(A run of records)
%%

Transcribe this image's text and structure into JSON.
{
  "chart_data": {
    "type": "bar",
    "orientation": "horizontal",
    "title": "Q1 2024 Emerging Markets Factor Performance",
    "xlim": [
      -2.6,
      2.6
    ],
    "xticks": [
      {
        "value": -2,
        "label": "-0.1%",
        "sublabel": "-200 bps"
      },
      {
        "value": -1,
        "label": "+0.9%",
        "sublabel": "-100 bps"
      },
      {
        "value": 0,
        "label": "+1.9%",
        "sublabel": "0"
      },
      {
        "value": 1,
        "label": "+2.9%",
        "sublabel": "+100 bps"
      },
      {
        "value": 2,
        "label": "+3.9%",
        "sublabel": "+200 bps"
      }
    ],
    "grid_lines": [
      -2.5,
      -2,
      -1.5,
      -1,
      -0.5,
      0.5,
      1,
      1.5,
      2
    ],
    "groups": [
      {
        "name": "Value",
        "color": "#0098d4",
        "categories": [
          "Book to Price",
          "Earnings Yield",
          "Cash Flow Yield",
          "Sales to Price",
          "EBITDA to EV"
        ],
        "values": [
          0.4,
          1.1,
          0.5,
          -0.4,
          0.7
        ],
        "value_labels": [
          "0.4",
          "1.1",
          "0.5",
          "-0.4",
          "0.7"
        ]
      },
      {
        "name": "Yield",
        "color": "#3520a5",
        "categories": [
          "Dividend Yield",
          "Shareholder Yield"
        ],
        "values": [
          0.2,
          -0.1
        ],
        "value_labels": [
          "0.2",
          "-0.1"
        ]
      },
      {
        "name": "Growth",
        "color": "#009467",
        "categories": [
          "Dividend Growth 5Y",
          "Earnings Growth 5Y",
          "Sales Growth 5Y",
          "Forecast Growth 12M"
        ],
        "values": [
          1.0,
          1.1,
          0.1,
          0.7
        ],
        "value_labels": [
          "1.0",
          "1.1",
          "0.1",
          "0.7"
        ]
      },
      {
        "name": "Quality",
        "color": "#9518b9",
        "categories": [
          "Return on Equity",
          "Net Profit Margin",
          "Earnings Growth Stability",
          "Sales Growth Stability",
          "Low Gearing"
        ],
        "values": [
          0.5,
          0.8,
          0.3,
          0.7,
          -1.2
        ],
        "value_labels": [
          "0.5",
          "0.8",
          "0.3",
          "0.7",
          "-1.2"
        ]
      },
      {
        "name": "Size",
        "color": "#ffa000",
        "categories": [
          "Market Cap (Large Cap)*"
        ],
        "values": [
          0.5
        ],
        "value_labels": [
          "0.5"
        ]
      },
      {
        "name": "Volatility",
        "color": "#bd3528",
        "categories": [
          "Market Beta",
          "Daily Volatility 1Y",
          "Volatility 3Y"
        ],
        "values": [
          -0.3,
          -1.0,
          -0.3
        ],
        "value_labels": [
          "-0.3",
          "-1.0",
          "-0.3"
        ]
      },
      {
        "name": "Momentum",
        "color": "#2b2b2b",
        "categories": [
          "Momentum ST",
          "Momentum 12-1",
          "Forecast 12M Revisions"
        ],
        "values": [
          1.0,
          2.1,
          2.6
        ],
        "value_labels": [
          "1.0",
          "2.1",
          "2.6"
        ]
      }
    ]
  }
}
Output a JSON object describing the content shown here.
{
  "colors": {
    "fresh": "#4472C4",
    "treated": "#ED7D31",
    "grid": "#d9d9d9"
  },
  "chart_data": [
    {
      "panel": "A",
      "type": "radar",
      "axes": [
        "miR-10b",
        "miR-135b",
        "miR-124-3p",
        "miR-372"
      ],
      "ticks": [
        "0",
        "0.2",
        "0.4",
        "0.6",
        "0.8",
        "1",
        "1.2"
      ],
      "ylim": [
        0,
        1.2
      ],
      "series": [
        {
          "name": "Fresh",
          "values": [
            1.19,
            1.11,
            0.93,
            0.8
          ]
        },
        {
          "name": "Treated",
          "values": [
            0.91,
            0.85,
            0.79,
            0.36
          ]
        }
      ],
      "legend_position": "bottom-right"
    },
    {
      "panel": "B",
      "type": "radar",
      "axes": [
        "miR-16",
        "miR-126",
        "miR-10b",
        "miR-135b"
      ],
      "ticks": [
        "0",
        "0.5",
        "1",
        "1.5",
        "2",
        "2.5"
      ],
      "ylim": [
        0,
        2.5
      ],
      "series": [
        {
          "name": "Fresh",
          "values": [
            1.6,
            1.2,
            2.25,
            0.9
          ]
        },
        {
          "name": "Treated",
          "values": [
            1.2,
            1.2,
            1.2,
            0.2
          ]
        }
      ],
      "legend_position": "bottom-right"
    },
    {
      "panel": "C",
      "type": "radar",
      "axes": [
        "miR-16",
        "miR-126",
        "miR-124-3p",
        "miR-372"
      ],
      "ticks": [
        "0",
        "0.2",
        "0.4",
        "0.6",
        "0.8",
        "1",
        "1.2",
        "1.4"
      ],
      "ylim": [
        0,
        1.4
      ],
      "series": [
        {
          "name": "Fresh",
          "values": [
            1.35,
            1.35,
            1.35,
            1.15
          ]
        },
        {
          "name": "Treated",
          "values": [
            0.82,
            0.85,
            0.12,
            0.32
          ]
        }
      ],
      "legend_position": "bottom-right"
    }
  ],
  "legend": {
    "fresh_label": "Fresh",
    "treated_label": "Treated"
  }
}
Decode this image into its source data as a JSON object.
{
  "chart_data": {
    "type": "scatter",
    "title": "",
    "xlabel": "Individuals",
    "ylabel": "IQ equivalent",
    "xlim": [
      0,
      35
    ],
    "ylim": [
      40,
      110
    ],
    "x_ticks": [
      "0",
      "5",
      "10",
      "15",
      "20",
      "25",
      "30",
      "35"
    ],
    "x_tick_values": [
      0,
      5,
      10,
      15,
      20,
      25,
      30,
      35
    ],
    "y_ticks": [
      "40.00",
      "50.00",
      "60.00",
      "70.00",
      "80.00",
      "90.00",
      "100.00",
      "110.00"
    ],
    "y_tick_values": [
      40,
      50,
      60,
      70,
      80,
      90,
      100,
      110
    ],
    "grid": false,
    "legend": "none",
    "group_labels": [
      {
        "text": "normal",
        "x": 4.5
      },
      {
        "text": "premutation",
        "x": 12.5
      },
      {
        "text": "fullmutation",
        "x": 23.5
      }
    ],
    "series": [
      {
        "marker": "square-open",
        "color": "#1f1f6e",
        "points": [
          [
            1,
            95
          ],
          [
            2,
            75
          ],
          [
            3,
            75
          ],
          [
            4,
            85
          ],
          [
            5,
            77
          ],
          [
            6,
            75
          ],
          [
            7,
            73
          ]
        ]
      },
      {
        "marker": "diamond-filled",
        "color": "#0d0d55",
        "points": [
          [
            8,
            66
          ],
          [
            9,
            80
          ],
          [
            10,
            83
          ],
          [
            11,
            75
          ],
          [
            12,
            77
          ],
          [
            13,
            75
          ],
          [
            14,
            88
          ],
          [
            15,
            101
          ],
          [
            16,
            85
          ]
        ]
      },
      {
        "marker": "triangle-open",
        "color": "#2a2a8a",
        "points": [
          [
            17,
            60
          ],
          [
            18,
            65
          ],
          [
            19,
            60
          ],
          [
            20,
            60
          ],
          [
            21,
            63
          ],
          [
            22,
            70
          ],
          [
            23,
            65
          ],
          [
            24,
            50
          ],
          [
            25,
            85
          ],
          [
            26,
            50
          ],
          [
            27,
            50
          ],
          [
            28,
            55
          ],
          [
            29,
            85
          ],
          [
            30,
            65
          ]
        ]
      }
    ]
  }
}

%%

* _Work to be completed_: Reproduce each entry from the records above, character for character.

* _Task solution_:
Transcribe this image's text and structure into JSON.
{
  "chart_data": {
    "type": "bar",
    "orientation": "horizontal",
    "title": "Q1 2024 Emerging Markets Factor Performance",
    "xlim": [
      -2.6,
      2.6
    ],
    "xticks": [
      {
        "value": -2,
        "label": "-0.1%",
        "sublabel": "-200 bps"
      },
      {
        "value": -1,
        "label": "+0.9%",
        "sublabel": "-100 bps"
      },
      {
        "value": 0,
        "label": "+1.9%",
        "sublabel": "0"
      },
      {
        "value": 1,
        "label": "+2.9%",
        "sublabel": "+100 bps"
      },
      {
        "value": 2,
        "label": "+3.9%",
        "sublabel": "+200 bps"
      }
    ],
    "grid_lines": [
      -2.5,
      -2,
      -1.5,
      -1,
      -0.5,
      0.5,
      1,
      1.5,
      2
    ],
    "groups": [
      {
        "name": "Value",
        "color": "#0098d4",
        "categories": [
          "Book to Price",
          "Earnings Yield",
          "Cash Flow Yield",
          "Sales to Price",
          "EBITDA to EV"
        ],
        "values": [
          0.4,
          1.1,
          0.5,
          -0.4,
          0.7
        ],
        "value_labels": [
          "0.4",
          "1.1",
          "0.5",
          "-0.4",
          "0.7"
        ]
      },
      {
        "name": "Yield",
        "color": "#3520a5",
        "categories": [
          "Dividend Yield",
          "Shareholder Yield"
        ],
        "values": [
          0.2,
          -0.1
        ],
        "value_labels": [
          "0.2",
          "-0.1"
        ]
      },
      {
        "name": "Growth",
        "color": "#009467",
        "categories": [
          "Dividend Growth 5Y",
          "Earnings Growth 5Y",
          "Sales Growth 5Y",
          "Forecast Growth 12M"
        ],
        "values": [
          1.0,
          1.1,
          0.1,
          0.7
        ],
        "value_labels": [
          "1.0",
          "1.1",
          "0.1",
          "0.7"
        ]
      },
      {
        "name": "Quality",
        "color": "#9518b9",
        "categories": [
          "Return on Equity",
          "Net Profit Margin",
          "Earnings Growth Stability",
          "Sales Growth Stability",
          "Low Gearing"
        ],
        "values": [
          0.5,
          0.8,
          0.3,
          0.7,
          -1.2
        ],
        "value_labels": [
          "0.5",
          "0.8",
          "0.3",
          "0.7",
          "-1.2"
        ]
      },
      {
        "name": "Size",
        "color": "#ffa000",
        "categories": [
          "Market Cap (Large Cap)*"
        ],
        "values": [
          0.5
        ],
        "value_labels": [
          "0.5"
        ]
      },
      {
        "name": "Volatility",
        "color": "#bd3528",
        "categories": [
          "Market Beta",
          "Daily Volatility 1Y",
          "Volatility 3Y"
        ],
        "values": [
          -0.3,
          -1.0,
          -0.3
        ],
        "value_labels": [
          "-0.3",
          "-1.0",
          "-0.3"
        ]
      },
      {
        "name": "Momentum",
        "color": "#2b2b2b",
        "categories": [
          "Momentum ST",
          "Momentum 12-1",
          "Forecast 12M Revisions"
        ],
        "values": [
          1.0,
          2.1,
          2.6
        ],
        "value_labels": [
          "1.0",
          "2.1",
          "2.6"
        ]
      }
    ]
  }
}
Output a JSON object describing the content shown here.
{
  "colors": {
    "fresh": "#4472C4",
    "treated": "#ED7D31",
    "grid": "#d9d9d9"
  },
  "chart_data": [
    {
      "panel": "A",
      "type": "radar",
      "axes": [
        "miR-10b",
        "miR-135b",
        "miR-124-3p",
        "miR-372"
      ],
      "ticks": [
        "0",
        "0.2",
        "0.4",
        "0.6",
        "0.8",
        "1",
        "1.2"
      ],
      "ylim": [
        0,
        1.2
      ],
      "series": [
        {
          "name": "Fresh",
          "values": [
            1.19,
            1.11,
            0.93,
            0.8
          ]
        },
        {
          "name": "Treated",
          "values": [
            0.91,
            0.85,
            0.79,
            0.36
          ]
        }
      ],
      "legend_position": "bottom-right"
    },
    {
      "panel": "B",
      "type": "radar",
      "axes": [
        "miR-16",
        "miR-126",
        "miR-10b",
        "miR-135b"
      ],
      "ticks": [
        "0",
        "0.5",
        "1",
        "1.5",
        "2",
        "2.5"
      ],
      "ylim": [
        0,
        2.5
      ],
      "series": [
        {
          "name": "Fresh",
          "values": [
            1.6,
            1.2,
            2.25,
            0.9
          ]
        },
        {
          "name": "Treated",
          "values": [
            1.2,
            1.2,
            1.2,
            0.2
          ]
        }
      ],
      "legend_position": "bottom-right"
    },
    {
      "panel": "C",
      "type": "radar",
      "axes": [
        "miR-16",
        "miR-126",
        "miR-124-3p",
        "miR-372"
      ],
      "ticks": [
        "0",
        "0.2",
        "0.4",
        "0.6",
        "0.8",
        "1",
        "1.2",
        "1.4"
      ],
      "ylim": [
        0,
        1.4
      ],
      "series": [
        {
          "name": "Fresh",
          "values": [
            1.35,
            1.35,
            1.35,
            1.15
          ]
        },
        {
          "name": "Treated",
          "values": [
            0.82,
            0.85,
            0.12,
            0.32
          ]
        }
      ],
      "legend_position": "bottom-right"
    }
  ],
  "legend": {
    "fresh_label": "Fresh",
    "treated_label": "Treated"
  }
}
Decode this image into its source data as a JSON object.
{
  "chart_data": {
    "type": "scatter",
    "title": "",
    "xlabel": "Individuals",
    "ylabel": "IQ equivalent",
    "xlim": [
      0,
      35
    ],
    "ylim": [
      40,
      110
    ],
    "x_ticks": [
      "0",
      "5",
      "10",
      "15",
      "20",
      "25",
      "30",
      "35"
    ],
    "x_tick_values": [
      0,
      5,
      10,
      15,
      20,
      25,
      30,
      35
    ],
    "y_ticks": [
      "40.00",
      "50.00",
      "60.00",
      "70.00",
      "80.00",
      "90.00",
      "100.00",
      "110.00"
    ],
    "y_tick_values": [
      40,
      50,
      60,
      70,
      80,
      90,
      100,
      110
    ],
    "grid": false,
    "legend": "none",
    "group_labels": [
      {
        "text": "normal",
        "x": 4.5
      },
      {
        "text": "premutation",
        "x": 12.5
      },
      {
        "text": "fullmutation",
        "x": 23.5
      }
    ],
    "series": [
      {
        "marker": "square-open",
        "color": "#1f1f6e",
        "points": [
          [
            1,
            95
          ],
          [
            2,
            75
          ],
          [
            3,
            75
          ],
          [
            4,
            85
          ],
          [
            5,
            77
          ],
          [
            6,
            75
          ],
          [
            7,
            73
          ]
        ]
      },
      {
        "marker": "diamond-filled",
        "color": "#0d0d55",
        "points": [
          [
            8,
            66
          ],
          [
            9,
            80
          ],
          [
            10,
            83
          ],
          [
            11,
            75
          ],
          [
            12,
            77
          ],
          [
            13,
            75
          ],
          [
            14,
            88
          ],
          [
            15,
            101
          ],
          [
            16,
            85
          ]
        ]
      },
      {
        "marker": "triangle-open",
        "color": "#2a2a8a",
        "points": [
          [
            17,
            60
          ],
          [
            18,
            65
          ],
          [
            19,
            60
          ],
          [
            20,
            60
          ],
          [
            21,
            63
          ],
          [
            22,
            70
          ],
          [
            23,
            65
          ],
          [
            24,
            50
          ],
          [
            25,
            85
          ],
          [
            26,
            50
          ],
          [
            27,
            50
          ],
          [
            28,
            55
          ],
          [
            29,
            85
          ],
          [
            30,
            65
          ]
        ]
      }
    ]
  }
}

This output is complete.